_Aim_.
Find and copy lines holding "Wilson".

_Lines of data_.

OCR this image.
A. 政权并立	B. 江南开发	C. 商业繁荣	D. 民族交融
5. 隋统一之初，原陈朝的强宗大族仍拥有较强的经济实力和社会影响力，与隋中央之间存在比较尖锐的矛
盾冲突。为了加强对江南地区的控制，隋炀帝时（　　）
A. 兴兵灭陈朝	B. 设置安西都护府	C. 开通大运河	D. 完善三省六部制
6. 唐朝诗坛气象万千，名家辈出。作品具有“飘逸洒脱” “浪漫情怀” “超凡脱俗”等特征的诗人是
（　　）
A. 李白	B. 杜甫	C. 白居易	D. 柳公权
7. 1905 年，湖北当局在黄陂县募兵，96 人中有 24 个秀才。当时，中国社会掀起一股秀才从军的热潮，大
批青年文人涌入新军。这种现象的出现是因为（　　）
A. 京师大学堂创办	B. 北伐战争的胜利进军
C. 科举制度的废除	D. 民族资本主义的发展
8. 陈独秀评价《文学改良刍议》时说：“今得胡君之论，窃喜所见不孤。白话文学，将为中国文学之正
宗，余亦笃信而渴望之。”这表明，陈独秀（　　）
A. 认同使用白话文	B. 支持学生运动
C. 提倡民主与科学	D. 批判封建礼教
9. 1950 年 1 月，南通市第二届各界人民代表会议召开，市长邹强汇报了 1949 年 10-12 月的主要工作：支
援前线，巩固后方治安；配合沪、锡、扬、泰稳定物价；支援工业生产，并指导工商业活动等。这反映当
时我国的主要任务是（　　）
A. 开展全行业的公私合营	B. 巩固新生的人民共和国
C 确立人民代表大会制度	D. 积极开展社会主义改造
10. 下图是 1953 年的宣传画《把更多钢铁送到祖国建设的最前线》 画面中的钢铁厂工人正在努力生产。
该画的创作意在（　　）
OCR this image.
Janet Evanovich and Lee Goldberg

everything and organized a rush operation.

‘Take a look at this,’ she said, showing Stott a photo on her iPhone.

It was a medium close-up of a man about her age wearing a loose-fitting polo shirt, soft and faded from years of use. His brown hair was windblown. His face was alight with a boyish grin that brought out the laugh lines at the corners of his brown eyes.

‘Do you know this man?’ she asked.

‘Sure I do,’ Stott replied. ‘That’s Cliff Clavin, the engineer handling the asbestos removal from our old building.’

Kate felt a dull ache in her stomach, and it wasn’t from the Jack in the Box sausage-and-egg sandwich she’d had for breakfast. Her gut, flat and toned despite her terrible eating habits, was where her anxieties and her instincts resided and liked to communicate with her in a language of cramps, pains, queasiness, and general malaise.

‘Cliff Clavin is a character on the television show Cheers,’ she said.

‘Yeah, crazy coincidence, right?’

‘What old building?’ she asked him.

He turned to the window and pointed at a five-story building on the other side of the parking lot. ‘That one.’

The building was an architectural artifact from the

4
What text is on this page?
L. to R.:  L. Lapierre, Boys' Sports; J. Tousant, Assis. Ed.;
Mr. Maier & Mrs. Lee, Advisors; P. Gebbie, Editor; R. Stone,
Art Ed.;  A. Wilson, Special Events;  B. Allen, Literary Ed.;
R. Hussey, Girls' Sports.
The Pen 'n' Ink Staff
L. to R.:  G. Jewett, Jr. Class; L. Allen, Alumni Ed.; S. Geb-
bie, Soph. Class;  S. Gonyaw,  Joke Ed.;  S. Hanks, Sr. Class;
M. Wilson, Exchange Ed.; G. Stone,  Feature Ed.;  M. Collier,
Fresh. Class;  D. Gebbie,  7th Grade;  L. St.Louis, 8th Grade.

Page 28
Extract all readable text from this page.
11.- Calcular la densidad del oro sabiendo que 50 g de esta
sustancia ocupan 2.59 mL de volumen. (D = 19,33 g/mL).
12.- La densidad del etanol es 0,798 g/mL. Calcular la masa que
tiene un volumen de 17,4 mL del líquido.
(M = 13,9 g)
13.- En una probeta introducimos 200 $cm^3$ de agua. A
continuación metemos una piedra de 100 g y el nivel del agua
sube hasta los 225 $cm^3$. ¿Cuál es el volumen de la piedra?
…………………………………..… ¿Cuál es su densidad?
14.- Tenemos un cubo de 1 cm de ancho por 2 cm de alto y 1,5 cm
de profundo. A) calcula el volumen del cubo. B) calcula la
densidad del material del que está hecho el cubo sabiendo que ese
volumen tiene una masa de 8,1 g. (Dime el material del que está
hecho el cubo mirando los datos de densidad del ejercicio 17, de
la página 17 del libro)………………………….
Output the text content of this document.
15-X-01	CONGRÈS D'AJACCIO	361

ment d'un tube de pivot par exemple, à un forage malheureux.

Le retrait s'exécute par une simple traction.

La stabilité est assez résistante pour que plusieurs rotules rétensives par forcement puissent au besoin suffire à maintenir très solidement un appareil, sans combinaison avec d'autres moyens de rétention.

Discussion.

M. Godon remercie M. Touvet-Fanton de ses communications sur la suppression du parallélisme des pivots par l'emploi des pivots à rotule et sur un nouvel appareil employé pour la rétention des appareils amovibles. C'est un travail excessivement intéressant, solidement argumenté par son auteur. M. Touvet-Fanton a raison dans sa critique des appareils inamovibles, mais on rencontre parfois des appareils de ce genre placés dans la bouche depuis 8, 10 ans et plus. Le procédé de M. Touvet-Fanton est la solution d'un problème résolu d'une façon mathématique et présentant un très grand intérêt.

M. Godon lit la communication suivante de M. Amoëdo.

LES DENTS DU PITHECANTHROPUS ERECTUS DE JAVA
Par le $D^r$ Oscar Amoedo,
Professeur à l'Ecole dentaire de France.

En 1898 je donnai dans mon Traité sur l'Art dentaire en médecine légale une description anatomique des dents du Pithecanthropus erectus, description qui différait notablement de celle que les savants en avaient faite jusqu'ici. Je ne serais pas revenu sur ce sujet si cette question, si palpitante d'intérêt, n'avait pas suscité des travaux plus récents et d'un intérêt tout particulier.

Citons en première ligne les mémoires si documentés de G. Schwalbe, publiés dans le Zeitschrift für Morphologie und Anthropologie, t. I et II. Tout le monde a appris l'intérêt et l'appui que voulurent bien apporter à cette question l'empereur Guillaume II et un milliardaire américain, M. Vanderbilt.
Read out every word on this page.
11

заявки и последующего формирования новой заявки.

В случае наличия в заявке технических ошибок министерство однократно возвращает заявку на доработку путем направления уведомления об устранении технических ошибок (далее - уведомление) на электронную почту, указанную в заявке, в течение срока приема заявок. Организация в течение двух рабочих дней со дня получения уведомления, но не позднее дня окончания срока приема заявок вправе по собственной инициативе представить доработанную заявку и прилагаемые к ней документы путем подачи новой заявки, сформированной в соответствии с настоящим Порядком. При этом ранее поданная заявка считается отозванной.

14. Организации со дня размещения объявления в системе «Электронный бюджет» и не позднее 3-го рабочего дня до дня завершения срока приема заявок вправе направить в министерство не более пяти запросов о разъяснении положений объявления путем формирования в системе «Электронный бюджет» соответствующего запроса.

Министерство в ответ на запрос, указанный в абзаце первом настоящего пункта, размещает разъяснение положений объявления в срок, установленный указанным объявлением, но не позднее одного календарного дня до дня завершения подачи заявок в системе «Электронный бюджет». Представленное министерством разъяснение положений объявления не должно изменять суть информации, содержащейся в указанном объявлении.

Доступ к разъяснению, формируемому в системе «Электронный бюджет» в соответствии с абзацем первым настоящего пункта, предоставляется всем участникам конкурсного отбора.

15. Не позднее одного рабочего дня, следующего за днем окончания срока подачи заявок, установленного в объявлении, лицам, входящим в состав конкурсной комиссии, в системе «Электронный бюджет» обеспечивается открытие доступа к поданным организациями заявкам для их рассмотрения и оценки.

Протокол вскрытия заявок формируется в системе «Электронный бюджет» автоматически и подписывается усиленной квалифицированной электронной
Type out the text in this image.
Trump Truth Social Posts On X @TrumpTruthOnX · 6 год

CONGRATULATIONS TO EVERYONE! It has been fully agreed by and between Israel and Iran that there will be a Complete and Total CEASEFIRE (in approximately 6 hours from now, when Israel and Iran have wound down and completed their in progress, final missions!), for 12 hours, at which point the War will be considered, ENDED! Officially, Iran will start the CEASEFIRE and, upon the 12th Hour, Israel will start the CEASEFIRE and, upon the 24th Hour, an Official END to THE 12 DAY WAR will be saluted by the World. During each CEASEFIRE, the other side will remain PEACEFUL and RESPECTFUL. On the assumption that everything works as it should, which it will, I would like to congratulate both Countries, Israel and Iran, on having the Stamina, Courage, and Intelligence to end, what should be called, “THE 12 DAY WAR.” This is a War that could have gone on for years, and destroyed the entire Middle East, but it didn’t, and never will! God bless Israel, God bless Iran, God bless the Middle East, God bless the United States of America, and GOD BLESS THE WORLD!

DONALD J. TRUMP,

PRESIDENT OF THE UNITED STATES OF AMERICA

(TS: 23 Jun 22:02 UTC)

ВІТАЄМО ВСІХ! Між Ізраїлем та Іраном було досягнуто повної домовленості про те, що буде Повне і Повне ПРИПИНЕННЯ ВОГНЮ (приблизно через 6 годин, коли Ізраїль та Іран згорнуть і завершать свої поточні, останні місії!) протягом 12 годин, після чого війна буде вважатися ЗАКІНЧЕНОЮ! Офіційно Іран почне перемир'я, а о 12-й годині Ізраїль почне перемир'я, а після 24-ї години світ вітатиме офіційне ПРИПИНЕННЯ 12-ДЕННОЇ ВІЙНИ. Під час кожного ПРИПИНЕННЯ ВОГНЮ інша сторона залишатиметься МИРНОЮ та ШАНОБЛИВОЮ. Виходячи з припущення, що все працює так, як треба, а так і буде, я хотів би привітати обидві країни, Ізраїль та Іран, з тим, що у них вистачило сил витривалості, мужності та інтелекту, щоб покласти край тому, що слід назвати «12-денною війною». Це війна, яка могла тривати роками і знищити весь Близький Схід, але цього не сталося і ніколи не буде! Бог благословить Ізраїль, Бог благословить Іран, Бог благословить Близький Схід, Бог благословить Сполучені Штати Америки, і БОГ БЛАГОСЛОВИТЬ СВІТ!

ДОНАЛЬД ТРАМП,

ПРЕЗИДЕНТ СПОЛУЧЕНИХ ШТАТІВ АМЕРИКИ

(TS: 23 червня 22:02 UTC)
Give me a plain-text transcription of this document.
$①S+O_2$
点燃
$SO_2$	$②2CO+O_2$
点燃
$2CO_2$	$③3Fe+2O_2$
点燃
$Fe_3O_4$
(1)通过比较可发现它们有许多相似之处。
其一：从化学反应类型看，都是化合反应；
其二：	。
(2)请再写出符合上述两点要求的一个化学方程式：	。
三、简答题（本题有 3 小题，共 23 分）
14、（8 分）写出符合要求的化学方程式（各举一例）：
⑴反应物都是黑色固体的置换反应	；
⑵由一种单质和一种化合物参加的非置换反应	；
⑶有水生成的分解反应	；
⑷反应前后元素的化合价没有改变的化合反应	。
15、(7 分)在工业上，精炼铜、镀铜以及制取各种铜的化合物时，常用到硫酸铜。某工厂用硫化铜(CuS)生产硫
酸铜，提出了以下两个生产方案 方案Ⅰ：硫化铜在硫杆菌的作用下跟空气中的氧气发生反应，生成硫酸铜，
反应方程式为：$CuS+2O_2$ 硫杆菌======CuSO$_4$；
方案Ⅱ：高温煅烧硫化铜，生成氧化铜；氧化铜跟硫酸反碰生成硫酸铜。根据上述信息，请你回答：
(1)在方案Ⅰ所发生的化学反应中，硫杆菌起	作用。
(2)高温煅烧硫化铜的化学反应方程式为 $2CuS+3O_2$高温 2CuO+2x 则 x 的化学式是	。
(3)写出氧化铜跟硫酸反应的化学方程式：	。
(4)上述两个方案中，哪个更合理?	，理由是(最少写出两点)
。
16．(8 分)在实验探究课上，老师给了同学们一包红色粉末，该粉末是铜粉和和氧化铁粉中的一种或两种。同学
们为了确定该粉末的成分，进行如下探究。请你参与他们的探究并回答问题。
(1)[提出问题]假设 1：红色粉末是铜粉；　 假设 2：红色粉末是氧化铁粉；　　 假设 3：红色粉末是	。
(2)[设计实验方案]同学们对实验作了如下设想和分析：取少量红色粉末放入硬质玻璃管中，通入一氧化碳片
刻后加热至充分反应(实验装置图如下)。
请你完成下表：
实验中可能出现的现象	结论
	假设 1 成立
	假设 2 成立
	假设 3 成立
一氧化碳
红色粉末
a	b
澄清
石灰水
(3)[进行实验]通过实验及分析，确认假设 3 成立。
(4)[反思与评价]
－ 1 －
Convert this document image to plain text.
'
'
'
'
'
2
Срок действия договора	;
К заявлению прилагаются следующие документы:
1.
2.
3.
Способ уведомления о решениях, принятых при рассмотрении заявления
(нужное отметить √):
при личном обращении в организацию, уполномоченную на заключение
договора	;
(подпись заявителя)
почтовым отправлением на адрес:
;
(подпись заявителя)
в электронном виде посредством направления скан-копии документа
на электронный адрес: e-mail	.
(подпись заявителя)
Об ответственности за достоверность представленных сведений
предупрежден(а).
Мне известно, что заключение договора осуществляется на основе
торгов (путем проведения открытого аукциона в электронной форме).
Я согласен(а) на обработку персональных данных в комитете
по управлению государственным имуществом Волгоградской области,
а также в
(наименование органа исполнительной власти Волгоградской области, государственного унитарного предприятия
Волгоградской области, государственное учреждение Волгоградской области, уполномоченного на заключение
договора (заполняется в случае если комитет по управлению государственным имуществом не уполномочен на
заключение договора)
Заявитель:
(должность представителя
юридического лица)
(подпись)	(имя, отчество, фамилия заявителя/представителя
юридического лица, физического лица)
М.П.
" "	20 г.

_Task response_.
Art Ed.;  A. Wilson, Special Events;  B. Allen, Literary Ed.;
M. Wilson, Exchange Ed.; G. Stone,  Feature Ed.;  M. Collier,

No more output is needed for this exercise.